What the task asks » Note each line that includes the word "access". Copy those lines.

Dataset entries
•••

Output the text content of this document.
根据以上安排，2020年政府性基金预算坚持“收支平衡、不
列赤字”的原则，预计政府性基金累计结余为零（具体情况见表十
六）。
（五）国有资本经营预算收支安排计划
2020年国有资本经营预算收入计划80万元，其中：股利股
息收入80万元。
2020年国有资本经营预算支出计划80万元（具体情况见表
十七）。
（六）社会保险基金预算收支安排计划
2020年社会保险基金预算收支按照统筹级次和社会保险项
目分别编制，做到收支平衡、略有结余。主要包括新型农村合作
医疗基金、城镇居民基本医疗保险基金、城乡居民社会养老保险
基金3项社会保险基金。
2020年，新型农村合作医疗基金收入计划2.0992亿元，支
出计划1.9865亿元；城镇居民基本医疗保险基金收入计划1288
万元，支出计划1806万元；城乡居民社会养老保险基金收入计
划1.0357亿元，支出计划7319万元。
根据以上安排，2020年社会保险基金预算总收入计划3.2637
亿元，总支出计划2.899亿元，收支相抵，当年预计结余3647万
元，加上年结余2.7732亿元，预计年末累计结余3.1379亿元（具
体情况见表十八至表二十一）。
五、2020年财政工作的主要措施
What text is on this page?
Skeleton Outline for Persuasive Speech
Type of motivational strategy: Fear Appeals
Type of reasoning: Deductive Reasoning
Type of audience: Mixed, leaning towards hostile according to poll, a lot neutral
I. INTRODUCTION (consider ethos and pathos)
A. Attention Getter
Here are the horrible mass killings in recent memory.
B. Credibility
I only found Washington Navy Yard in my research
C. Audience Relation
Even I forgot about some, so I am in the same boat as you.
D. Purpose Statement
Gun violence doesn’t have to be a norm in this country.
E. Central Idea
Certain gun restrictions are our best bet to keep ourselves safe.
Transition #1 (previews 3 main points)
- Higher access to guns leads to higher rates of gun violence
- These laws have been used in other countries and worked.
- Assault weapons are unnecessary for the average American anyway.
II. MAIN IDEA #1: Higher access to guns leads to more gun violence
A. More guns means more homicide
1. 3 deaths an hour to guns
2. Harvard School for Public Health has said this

•••

Exercise response »
- Higher access to guns leads to higher rates of gun violence
II. MAIN IDEA #1: Higher access to guns leads to more gun violence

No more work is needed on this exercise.